-- Start EXTRACTED INFORMATION --

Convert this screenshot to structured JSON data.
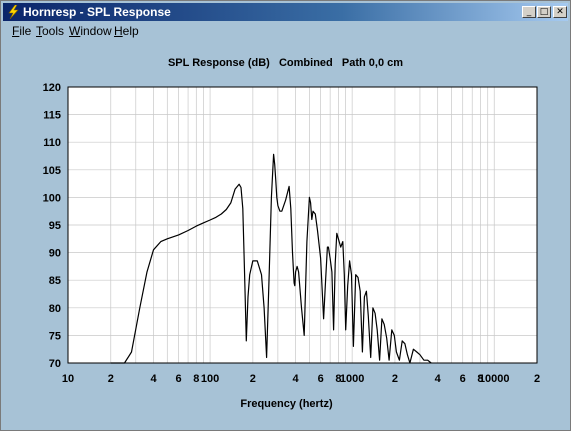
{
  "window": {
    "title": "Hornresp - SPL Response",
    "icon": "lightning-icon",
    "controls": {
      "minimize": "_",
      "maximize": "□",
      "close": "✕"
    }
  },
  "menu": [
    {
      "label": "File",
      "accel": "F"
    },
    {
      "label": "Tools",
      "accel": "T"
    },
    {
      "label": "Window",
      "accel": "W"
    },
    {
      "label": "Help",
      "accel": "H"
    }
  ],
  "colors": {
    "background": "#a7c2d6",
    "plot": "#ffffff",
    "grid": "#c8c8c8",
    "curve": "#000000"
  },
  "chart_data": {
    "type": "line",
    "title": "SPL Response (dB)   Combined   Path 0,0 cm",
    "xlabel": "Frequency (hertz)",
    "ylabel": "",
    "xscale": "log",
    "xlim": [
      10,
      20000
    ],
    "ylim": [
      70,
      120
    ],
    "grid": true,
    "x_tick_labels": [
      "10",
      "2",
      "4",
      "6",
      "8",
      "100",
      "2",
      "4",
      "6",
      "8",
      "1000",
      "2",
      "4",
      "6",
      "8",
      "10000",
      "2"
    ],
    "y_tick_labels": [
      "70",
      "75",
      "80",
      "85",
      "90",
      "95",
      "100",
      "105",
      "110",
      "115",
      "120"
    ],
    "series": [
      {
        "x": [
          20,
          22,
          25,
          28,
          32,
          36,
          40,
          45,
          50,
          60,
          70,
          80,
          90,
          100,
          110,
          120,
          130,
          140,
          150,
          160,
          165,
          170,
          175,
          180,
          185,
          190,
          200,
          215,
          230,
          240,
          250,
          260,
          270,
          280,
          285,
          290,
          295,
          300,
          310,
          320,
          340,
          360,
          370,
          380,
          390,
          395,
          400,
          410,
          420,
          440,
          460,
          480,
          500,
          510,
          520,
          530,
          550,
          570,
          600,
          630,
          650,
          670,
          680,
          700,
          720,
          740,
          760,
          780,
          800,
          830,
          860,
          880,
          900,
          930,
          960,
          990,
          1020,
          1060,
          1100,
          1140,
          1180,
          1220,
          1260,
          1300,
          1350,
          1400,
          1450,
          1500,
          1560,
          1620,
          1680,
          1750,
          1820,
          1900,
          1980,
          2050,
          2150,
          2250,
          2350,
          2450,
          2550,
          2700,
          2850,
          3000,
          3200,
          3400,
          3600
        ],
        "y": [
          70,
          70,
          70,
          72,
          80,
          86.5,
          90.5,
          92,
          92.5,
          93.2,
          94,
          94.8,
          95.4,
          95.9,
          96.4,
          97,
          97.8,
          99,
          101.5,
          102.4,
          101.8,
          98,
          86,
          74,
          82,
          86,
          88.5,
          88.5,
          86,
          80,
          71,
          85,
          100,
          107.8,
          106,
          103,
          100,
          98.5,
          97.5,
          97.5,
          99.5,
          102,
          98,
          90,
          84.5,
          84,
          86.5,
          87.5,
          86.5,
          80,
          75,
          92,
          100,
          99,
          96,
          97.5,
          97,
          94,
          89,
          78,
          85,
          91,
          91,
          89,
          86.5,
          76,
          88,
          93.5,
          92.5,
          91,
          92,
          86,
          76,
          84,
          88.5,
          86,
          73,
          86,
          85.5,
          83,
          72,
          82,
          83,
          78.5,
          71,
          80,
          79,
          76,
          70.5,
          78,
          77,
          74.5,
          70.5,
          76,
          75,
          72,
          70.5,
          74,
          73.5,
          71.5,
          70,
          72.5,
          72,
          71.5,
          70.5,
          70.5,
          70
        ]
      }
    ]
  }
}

-- End EXTRACTED INFORMATION --
-- Start EXTRACTED INFORMATION --

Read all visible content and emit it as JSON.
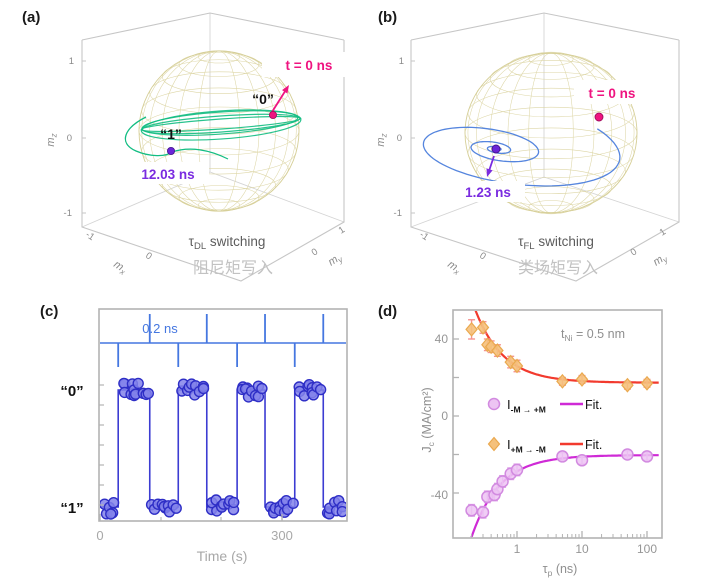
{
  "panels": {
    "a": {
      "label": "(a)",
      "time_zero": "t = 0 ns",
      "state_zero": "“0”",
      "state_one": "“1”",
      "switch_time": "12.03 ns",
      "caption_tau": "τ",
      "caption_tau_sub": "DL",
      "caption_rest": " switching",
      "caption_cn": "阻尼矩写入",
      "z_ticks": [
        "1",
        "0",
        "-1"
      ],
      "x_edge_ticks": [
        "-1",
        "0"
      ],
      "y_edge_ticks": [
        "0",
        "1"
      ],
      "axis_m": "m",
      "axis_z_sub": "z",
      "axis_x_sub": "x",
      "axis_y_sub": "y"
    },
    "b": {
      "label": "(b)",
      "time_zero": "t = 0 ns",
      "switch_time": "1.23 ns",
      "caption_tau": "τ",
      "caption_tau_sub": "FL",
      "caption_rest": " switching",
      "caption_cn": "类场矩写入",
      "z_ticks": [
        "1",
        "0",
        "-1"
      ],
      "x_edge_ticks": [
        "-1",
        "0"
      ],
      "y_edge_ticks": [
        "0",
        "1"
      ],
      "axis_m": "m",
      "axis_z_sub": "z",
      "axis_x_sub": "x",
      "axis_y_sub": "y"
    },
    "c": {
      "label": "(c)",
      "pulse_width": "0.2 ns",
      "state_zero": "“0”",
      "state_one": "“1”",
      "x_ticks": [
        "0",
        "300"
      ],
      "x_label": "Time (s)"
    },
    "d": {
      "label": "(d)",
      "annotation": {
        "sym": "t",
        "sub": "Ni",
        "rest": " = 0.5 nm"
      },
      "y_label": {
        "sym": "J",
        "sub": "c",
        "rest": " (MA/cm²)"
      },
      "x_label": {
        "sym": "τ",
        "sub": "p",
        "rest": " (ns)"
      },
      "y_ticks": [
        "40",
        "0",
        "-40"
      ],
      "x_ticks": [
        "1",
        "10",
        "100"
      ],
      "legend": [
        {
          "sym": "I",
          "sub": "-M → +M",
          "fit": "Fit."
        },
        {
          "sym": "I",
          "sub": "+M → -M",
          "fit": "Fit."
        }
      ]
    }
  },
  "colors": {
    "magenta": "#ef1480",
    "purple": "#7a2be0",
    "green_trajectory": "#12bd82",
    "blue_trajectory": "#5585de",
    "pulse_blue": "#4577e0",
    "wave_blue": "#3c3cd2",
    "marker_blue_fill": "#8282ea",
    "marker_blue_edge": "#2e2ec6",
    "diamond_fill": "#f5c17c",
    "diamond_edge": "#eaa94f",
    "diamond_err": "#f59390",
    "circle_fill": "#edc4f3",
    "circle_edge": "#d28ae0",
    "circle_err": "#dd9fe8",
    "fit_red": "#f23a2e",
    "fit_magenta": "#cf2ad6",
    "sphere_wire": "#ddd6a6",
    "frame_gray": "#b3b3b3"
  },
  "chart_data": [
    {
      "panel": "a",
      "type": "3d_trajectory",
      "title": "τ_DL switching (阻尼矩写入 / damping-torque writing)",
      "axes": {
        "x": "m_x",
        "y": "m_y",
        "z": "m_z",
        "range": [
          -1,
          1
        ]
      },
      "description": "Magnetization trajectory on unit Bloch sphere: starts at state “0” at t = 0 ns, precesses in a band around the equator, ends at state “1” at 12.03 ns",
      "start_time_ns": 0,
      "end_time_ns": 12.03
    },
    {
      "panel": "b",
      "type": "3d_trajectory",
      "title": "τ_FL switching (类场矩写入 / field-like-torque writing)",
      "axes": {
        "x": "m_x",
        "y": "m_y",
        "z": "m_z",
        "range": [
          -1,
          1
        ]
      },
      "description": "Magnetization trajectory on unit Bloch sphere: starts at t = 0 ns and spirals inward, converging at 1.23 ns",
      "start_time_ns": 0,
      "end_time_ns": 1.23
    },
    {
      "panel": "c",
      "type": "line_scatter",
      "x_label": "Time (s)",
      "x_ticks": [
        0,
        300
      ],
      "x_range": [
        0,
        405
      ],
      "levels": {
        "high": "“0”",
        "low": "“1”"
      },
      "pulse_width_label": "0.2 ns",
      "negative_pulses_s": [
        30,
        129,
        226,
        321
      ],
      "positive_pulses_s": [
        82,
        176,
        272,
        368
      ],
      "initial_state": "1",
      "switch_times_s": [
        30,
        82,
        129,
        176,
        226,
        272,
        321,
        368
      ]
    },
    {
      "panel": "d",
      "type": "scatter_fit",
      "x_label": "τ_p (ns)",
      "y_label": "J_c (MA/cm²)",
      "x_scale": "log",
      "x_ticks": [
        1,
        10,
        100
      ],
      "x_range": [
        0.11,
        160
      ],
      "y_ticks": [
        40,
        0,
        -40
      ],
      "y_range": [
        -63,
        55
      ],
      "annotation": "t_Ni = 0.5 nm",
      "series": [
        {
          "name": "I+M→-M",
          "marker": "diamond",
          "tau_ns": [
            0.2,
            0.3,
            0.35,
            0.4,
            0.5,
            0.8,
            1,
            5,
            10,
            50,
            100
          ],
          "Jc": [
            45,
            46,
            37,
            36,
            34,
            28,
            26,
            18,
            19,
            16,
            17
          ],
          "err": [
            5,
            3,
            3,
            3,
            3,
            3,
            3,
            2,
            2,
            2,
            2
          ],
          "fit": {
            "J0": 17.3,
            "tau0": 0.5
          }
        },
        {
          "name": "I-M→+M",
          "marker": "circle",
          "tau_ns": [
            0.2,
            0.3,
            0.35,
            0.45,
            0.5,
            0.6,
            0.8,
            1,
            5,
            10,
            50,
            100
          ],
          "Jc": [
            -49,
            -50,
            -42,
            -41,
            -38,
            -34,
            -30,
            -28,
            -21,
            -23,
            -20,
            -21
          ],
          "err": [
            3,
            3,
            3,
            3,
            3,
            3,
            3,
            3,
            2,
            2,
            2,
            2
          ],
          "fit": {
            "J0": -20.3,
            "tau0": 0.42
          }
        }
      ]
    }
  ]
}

-- End EXTRACTED INFORMATION --
-- Start EXTRACTED INFORMATION --

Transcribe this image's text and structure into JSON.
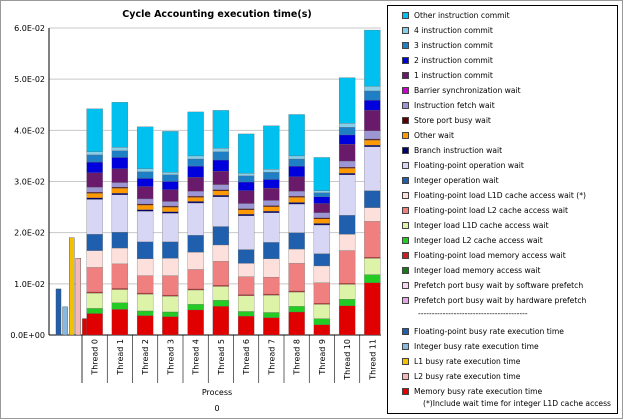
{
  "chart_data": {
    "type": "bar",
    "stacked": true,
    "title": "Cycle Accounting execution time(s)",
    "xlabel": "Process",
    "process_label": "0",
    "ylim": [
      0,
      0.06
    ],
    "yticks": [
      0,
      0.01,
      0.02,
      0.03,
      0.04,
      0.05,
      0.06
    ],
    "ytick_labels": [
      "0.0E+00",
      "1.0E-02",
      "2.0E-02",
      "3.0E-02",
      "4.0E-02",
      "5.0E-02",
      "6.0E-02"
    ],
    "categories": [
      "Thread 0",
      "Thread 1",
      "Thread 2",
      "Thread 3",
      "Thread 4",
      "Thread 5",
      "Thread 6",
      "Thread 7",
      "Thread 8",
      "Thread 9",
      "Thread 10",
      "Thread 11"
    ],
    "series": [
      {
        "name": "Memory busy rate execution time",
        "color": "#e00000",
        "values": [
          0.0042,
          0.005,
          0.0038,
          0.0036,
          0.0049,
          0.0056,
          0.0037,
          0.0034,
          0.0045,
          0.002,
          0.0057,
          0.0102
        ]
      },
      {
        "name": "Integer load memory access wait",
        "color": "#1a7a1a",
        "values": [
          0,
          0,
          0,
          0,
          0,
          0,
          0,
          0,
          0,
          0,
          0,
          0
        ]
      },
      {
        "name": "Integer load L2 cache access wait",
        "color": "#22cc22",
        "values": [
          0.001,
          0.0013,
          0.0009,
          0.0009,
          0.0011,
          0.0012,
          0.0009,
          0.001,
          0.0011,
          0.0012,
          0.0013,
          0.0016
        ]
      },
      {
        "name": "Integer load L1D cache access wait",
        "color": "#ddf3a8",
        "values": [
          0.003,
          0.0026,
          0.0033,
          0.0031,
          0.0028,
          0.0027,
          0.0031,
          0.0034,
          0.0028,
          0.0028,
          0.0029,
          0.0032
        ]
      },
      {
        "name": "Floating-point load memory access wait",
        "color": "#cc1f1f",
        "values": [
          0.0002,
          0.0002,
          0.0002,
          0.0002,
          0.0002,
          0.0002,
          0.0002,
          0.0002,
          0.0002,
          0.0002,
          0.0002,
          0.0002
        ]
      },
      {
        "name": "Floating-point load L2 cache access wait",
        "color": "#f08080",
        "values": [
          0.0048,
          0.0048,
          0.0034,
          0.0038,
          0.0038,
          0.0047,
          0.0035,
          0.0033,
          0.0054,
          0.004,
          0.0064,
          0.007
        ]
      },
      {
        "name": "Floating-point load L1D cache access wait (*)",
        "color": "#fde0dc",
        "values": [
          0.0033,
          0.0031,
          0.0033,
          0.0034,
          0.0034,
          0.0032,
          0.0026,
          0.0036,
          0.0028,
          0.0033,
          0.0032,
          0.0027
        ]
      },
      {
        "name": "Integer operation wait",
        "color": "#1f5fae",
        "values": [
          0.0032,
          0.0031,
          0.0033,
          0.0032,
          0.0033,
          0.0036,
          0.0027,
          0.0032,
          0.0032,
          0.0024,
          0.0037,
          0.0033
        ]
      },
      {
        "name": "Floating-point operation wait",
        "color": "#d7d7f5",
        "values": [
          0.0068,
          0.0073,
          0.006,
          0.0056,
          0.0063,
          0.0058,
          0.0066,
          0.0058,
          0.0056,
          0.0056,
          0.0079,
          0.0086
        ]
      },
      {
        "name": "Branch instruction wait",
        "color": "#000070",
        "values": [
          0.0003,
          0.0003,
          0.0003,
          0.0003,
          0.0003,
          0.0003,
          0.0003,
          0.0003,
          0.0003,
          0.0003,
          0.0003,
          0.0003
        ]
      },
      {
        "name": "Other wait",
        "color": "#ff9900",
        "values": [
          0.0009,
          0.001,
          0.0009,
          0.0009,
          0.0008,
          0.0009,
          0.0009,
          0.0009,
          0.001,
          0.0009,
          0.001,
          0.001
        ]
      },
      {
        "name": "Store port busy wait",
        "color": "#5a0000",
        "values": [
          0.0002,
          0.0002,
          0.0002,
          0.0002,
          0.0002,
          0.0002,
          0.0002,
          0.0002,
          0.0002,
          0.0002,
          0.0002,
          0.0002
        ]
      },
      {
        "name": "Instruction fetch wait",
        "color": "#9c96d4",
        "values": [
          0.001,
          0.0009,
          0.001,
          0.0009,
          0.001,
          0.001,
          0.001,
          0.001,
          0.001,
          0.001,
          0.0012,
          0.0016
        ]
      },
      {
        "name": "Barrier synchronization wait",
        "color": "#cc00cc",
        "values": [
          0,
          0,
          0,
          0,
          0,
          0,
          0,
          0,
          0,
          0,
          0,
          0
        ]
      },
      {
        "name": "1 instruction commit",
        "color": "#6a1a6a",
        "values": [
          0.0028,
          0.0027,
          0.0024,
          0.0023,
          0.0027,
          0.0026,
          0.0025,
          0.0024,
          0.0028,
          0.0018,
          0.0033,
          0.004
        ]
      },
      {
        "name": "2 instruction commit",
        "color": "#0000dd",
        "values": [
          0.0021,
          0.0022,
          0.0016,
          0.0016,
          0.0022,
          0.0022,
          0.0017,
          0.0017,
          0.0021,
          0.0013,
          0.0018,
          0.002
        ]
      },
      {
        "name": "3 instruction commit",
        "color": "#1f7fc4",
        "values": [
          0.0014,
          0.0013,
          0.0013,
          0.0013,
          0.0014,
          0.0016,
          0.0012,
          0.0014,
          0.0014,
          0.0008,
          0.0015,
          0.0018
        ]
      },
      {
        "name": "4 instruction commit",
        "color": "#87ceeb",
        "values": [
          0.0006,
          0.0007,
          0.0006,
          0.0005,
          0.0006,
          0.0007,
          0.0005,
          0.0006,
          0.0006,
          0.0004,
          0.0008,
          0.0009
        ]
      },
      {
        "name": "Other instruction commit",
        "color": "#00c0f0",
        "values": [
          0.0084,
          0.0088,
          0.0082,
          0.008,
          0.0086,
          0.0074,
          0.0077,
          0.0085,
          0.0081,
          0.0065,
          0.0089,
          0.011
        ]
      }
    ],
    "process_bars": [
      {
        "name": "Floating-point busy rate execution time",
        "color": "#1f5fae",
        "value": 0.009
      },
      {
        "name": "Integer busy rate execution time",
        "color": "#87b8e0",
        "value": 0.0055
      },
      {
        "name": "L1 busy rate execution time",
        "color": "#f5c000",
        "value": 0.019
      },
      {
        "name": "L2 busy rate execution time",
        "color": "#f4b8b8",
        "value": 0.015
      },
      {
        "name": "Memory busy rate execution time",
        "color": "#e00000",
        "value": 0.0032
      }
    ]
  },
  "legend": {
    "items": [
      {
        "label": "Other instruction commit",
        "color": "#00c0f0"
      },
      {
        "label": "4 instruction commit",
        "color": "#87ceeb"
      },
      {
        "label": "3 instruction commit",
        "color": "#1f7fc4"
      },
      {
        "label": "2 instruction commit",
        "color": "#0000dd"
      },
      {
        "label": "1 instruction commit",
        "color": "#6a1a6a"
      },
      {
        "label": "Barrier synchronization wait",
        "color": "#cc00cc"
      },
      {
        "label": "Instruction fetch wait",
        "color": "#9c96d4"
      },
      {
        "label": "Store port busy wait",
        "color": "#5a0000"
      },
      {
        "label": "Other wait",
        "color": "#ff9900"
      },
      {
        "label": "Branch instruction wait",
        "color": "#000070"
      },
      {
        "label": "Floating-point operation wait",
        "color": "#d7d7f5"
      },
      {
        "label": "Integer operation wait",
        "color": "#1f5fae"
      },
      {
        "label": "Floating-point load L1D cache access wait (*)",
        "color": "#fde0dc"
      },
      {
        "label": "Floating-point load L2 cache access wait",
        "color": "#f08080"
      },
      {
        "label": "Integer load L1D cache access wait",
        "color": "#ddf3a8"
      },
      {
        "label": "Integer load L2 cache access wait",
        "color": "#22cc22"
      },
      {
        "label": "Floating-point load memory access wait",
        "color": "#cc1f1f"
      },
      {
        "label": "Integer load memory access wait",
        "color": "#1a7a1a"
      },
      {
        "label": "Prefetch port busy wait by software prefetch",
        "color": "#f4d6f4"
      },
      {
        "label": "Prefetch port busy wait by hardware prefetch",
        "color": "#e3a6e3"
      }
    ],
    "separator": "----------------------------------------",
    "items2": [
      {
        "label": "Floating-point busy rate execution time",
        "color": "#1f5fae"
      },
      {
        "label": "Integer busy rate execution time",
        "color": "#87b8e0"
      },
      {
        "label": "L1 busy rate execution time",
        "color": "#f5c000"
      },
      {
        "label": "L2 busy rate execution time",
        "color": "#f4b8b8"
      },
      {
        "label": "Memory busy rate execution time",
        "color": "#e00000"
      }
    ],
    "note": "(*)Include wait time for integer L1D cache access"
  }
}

-- End EXTRACTED INFORMATION --

=== EXERCISE TASK ===
Go over the entries above and say how many lines hold the string "switching", with no other text.

=== EXERCISE ANSWER ===
4